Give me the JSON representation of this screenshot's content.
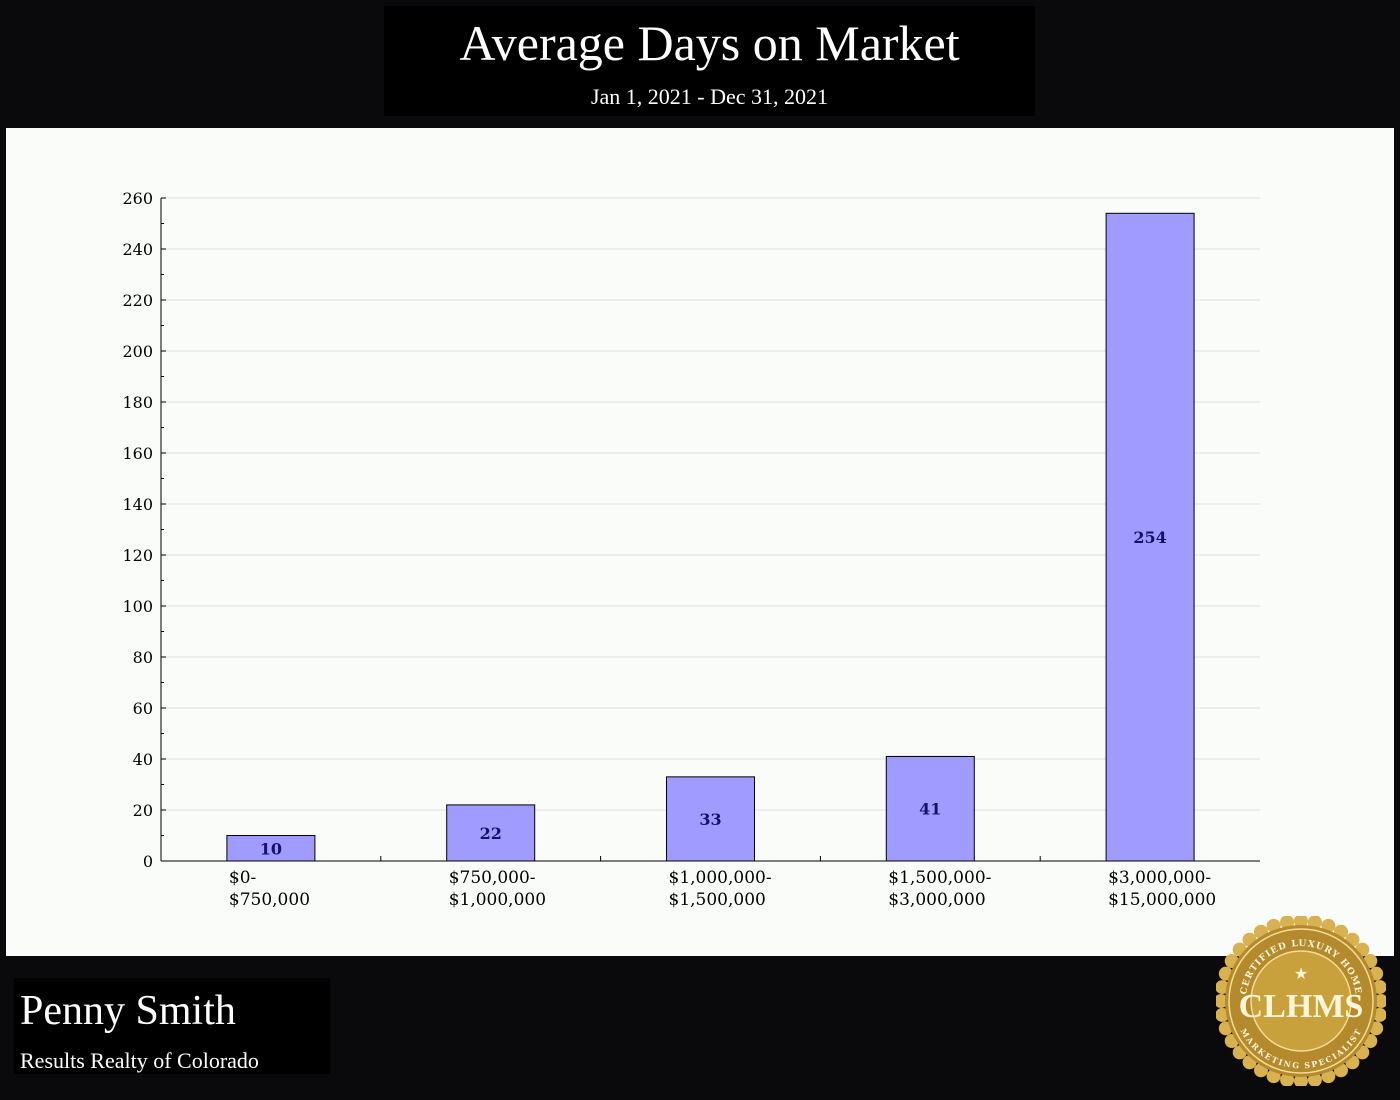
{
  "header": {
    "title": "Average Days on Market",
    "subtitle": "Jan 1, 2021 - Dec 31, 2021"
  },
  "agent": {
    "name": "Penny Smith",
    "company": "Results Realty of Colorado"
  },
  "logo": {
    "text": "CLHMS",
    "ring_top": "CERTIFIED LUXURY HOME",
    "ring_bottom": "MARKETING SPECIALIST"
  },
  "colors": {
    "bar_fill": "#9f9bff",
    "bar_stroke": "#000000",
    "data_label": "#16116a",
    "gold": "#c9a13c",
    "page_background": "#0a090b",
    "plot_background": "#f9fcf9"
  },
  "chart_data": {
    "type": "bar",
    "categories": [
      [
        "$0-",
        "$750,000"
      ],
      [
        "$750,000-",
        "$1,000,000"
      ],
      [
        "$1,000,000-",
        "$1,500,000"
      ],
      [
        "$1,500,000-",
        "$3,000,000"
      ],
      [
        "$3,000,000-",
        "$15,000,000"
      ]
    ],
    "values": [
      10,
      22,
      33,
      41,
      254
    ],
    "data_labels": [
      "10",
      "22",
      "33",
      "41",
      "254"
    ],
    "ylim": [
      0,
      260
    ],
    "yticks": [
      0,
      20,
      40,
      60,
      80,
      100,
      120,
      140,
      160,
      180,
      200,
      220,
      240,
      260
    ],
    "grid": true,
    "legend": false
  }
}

━━━━━━

Return each line exactly as written. Any picture gets left out.

Give me the JSON representation of this screenshot's content.
{
  "header": {
    "title": "Average Days on Market",
    "subtitle": "Jan 1, 2021 - Dec 31, 2021"
  },
  "agent": {
    "name": "Penny Smith",
    "company": "Results Realty of Colorado"
  },
  "logo": {
    "text": "CLHMS",
    "ring_top": "CERTIFIED LUXURY HOME",
    "ring_bottom": "MARKETING SPECIALIST"
  },
  "colors": {
    "bar_fill": "#9f9bff",
    "bar_stroke": "#000000",
    "data_label": "#16116a",
    "gold": "#c9a13c",
    "page_background": "#0a090b",
    "plot_background": "#f9fcf9"
  },
  "chart_data": {
    "type": "bar",
    "categories": [
      [
        "$0-",
        "$750,000"
      ],
      [
        "$750,000-",
        "$1,000,000"
      ],
      [
        "$1,000,000-",
        "$1,500,000"
      ],
      [
        "$1,500,000-",
        "$3,000,000"
      ],
      [
        "$3,000,000-",
        "$15,000,000"
      ]
    ],
    "values": [
      10,
      22,
      33,
      41,
      254
    ],
    "data_labels": [
      "10",
      "22",
      "33",
      "41",
      "254"
    ],
    "ylim": [
      0,
      260
    ],
    "yticks": [
      0,
      20,
      40,
      60,
      80,
      100,
      120,
      140,
      160,
      180,
      200,
      220,
      240,
      260
    ],
    "grid": true,
    "legend": false
  }
}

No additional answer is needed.